> _Items_:
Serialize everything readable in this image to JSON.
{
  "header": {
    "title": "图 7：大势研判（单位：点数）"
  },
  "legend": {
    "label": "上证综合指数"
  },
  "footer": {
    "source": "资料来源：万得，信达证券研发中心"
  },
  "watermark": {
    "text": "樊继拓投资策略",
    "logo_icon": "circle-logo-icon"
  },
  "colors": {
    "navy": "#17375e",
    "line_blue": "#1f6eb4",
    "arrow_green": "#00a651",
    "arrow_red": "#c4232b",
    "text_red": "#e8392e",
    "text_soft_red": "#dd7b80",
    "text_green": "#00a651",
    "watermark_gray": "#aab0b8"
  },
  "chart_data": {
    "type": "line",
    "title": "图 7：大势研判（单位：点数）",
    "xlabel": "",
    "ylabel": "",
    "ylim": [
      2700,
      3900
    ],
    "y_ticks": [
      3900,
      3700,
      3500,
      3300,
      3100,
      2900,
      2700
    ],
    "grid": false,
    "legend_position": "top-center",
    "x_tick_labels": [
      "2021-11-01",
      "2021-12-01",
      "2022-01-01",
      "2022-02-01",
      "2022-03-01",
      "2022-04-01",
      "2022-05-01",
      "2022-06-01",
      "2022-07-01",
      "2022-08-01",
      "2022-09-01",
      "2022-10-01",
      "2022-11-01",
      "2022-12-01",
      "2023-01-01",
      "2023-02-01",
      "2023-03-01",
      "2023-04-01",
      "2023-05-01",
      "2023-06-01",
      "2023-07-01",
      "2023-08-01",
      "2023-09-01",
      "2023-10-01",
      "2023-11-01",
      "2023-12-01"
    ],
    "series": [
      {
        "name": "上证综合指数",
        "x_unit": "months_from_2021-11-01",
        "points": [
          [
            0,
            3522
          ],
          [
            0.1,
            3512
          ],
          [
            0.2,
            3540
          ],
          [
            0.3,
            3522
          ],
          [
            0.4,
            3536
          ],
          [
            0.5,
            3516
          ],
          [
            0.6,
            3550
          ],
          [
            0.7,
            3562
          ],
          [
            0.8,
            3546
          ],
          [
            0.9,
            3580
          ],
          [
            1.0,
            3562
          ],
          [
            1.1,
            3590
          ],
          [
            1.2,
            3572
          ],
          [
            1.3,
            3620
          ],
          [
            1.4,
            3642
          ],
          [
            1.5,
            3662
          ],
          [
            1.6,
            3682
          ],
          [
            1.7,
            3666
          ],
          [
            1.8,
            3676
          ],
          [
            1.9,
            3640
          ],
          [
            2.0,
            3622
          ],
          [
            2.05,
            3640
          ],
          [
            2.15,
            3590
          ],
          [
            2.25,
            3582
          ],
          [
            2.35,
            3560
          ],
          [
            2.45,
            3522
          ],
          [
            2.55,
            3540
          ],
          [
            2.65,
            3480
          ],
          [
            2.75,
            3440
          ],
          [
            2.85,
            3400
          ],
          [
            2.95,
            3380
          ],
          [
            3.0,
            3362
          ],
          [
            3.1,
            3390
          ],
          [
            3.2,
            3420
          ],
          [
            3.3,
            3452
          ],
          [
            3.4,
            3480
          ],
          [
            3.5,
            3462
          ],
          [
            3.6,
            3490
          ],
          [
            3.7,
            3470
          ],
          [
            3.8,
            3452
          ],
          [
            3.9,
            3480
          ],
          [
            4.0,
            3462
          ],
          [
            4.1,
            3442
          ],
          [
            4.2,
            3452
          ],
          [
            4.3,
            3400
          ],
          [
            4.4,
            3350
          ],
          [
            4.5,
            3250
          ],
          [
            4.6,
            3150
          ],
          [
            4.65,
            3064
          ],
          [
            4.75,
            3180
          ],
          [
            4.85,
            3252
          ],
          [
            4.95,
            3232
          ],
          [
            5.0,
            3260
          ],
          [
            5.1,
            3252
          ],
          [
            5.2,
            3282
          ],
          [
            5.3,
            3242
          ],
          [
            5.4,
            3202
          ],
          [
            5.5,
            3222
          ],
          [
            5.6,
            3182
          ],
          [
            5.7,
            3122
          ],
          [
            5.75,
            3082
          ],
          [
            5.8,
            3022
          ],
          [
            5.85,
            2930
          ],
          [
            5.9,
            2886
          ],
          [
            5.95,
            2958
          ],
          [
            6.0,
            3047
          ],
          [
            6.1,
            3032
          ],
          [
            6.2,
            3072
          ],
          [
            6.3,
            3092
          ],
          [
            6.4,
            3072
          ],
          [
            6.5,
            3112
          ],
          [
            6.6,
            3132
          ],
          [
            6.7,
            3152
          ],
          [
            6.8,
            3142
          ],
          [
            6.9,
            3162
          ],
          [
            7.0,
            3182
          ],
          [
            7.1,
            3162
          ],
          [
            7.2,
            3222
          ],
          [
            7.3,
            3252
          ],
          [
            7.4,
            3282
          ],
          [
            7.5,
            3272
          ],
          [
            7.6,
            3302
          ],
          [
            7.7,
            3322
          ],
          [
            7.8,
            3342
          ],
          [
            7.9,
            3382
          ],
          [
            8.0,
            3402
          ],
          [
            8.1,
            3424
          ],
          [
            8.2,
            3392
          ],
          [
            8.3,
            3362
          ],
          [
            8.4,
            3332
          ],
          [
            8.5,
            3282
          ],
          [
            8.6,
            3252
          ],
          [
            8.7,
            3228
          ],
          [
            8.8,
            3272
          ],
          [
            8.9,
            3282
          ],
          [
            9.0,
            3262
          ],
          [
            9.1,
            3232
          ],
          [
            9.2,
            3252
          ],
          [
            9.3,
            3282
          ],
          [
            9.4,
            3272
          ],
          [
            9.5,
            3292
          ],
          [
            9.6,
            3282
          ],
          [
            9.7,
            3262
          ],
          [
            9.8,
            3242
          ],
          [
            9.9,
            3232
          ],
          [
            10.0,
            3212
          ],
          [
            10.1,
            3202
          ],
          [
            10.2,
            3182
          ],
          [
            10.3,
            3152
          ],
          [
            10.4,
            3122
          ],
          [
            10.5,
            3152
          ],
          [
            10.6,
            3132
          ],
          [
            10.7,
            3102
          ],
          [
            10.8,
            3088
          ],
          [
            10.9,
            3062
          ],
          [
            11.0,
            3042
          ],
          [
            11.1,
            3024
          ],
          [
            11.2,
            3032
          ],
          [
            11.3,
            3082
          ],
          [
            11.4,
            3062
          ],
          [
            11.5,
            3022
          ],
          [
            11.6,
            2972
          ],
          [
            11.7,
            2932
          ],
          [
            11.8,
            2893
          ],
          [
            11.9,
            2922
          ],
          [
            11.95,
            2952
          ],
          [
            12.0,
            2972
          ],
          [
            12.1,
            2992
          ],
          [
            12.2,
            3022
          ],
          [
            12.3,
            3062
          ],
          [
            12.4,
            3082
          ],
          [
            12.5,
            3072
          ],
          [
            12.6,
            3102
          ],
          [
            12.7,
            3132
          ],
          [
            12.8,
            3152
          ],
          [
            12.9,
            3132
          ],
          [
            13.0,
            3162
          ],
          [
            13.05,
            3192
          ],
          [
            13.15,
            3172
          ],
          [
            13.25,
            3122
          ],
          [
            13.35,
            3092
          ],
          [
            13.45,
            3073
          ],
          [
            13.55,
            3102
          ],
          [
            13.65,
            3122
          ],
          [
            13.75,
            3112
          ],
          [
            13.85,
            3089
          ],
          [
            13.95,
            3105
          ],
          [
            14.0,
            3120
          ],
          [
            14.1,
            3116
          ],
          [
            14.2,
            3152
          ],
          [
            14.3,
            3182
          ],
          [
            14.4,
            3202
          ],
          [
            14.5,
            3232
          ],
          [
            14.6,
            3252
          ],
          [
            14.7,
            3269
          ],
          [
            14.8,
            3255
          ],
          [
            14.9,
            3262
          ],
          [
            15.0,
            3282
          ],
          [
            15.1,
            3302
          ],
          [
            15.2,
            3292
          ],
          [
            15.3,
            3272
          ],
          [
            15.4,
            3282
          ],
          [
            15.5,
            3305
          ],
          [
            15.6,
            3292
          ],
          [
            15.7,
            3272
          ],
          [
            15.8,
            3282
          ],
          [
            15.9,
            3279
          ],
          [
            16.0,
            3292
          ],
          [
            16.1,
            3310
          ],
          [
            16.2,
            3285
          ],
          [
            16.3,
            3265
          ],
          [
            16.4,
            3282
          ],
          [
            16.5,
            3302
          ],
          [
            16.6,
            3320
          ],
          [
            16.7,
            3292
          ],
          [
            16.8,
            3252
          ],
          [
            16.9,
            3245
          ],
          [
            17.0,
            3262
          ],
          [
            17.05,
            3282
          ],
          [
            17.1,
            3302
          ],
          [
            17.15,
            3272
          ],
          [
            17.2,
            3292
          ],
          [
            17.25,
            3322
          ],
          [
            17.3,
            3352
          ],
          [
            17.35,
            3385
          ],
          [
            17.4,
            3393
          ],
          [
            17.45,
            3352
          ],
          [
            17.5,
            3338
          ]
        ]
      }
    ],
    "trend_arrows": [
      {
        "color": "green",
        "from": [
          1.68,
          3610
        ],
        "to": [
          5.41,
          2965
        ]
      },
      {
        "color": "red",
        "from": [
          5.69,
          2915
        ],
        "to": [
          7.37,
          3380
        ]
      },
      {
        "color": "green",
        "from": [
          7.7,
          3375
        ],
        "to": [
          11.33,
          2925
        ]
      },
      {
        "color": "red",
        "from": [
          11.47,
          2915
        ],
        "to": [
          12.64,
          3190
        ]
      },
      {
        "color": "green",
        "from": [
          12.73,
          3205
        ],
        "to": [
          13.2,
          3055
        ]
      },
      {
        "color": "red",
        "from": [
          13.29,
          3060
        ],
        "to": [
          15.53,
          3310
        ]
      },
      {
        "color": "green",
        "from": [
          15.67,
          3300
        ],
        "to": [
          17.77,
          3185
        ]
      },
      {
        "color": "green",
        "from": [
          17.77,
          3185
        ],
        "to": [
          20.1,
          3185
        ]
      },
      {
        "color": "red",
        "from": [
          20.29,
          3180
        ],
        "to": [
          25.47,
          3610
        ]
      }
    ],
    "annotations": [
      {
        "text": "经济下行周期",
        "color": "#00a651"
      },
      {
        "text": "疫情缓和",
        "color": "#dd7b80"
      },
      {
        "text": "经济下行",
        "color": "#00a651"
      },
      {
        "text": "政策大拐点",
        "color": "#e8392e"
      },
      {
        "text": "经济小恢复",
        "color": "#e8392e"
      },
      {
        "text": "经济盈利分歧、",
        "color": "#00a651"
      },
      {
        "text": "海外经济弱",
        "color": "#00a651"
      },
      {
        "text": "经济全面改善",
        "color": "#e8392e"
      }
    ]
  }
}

==

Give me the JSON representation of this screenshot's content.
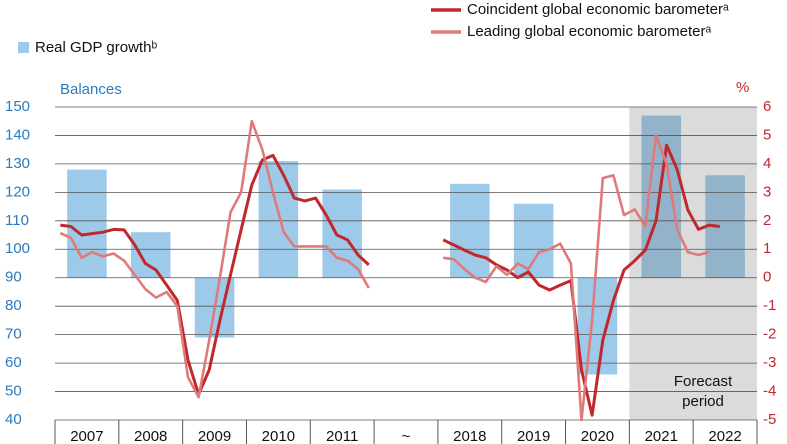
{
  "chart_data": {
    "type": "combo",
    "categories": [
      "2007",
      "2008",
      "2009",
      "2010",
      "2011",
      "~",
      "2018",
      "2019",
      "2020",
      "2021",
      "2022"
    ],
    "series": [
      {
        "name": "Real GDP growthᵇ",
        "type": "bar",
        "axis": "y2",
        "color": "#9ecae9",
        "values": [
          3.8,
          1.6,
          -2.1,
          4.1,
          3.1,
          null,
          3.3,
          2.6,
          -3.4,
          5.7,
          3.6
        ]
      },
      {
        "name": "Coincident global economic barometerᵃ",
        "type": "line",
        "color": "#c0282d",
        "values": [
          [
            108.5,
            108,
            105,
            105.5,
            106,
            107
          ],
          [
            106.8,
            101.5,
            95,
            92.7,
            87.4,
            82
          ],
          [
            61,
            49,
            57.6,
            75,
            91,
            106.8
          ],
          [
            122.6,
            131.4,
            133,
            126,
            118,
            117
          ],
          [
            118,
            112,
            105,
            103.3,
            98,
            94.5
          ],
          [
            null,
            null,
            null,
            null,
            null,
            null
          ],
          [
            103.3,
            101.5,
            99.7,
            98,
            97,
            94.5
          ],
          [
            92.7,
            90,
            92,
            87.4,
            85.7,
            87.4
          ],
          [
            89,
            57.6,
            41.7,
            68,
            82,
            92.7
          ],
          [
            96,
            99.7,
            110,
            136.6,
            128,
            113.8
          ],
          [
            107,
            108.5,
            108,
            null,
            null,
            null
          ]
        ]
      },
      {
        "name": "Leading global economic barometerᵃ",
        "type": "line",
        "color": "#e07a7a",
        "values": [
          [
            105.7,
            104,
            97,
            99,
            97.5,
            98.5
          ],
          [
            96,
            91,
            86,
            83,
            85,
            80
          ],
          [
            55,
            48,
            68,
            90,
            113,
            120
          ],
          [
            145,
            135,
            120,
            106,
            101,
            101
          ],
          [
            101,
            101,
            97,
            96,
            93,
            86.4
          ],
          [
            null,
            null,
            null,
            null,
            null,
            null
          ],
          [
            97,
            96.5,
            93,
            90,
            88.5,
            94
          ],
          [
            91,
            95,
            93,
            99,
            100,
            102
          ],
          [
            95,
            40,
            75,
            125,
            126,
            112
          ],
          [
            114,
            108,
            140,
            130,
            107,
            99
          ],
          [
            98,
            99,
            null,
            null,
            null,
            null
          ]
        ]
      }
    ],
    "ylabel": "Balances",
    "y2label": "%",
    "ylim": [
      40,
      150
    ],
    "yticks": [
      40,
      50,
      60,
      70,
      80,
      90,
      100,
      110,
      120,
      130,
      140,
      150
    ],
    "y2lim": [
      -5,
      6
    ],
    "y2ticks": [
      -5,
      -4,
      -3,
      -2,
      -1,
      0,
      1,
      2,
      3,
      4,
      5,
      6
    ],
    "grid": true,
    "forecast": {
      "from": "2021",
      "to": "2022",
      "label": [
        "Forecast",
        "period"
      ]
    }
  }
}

--

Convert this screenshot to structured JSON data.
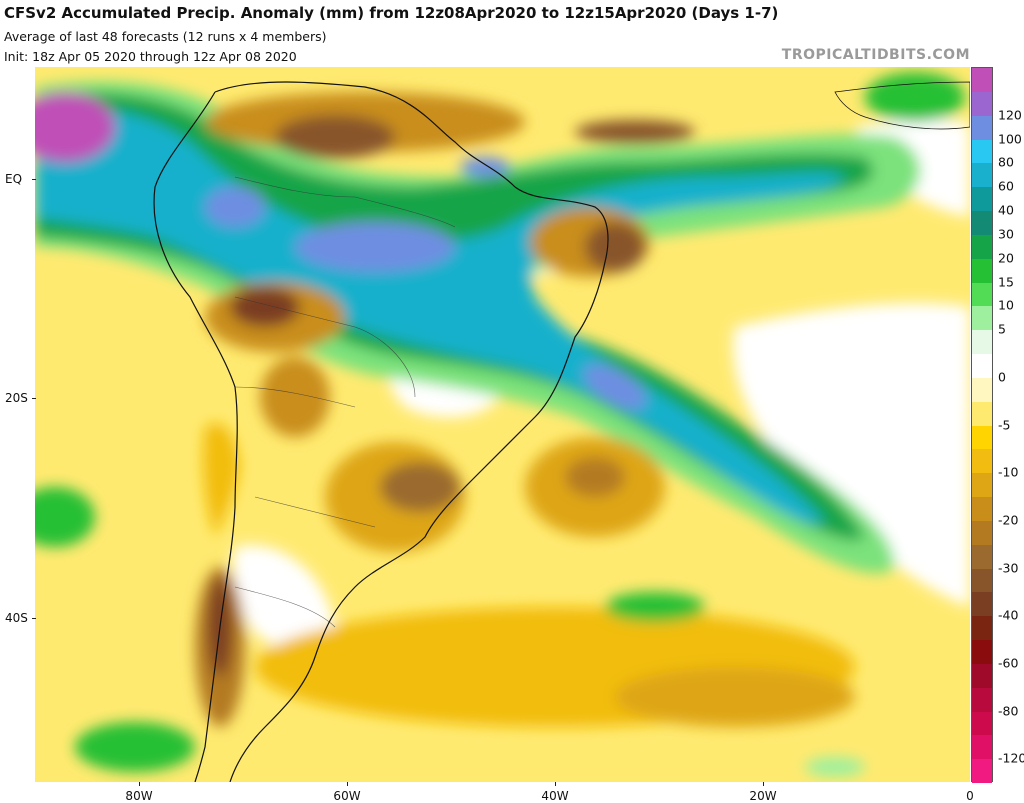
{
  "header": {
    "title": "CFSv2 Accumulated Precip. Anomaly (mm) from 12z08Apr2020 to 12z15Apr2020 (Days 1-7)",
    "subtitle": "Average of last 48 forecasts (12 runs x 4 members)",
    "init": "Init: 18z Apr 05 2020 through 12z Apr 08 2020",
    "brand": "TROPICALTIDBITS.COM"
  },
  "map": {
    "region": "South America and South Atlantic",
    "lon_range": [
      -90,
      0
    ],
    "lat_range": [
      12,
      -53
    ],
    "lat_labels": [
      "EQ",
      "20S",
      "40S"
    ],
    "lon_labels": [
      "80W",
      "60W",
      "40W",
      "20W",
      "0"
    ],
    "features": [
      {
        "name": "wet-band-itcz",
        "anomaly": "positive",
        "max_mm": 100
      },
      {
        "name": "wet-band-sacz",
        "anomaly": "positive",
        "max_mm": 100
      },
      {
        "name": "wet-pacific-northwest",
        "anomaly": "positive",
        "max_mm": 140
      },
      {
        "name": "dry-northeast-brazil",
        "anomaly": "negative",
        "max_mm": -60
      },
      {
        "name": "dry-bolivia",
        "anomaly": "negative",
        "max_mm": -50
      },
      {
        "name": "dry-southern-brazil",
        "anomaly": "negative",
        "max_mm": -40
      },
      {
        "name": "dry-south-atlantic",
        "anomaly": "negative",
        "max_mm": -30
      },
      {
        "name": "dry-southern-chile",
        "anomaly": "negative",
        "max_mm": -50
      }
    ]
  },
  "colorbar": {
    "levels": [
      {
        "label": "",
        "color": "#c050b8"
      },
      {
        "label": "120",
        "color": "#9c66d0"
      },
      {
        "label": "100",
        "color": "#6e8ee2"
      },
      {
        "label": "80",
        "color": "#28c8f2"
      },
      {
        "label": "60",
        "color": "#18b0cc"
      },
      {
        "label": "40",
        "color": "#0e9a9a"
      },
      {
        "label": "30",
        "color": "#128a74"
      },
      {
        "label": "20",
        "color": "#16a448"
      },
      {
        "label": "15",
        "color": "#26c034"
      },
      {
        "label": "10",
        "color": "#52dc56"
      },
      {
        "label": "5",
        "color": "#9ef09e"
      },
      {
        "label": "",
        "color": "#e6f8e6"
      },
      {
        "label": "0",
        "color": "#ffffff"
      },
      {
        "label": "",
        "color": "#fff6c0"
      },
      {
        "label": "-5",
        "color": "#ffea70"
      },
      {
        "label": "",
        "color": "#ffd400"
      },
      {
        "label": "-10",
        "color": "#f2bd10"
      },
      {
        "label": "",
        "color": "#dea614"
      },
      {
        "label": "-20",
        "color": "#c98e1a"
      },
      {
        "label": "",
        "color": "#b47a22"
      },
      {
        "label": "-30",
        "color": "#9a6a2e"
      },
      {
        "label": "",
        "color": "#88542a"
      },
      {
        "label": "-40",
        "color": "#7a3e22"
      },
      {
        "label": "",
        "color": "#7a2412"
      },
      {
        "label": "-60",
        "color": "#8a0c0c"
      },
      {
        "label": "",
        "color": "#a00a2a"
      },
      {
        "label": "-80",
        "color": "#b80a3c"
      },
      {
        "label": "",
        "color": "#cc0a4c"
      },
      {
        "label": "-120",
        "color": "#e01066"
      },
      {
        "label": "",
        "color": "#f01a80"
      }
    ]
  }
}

> _Written exercise_:
Sift through the entries and copy every line with "name".

> _Solution to this task_:
        "name": "上证综合指数",
        "name": "Real GDP growthᵇ",
        "name": "Coincident global economic barometerᵃ",
        "name": "Leading global economic barometerᵃ",
        "name": "wet-band-itcz",
        "name": "wet-band-sacz",
        "name": "wet-pacific-northwest",
        "name": "dry-northeast-brazil",
        "name": "dry-bolivia",
        "name": "dry-southern-brazil",
        "name": "dry-south-atlantic",
        "name": "dry-southern-chile",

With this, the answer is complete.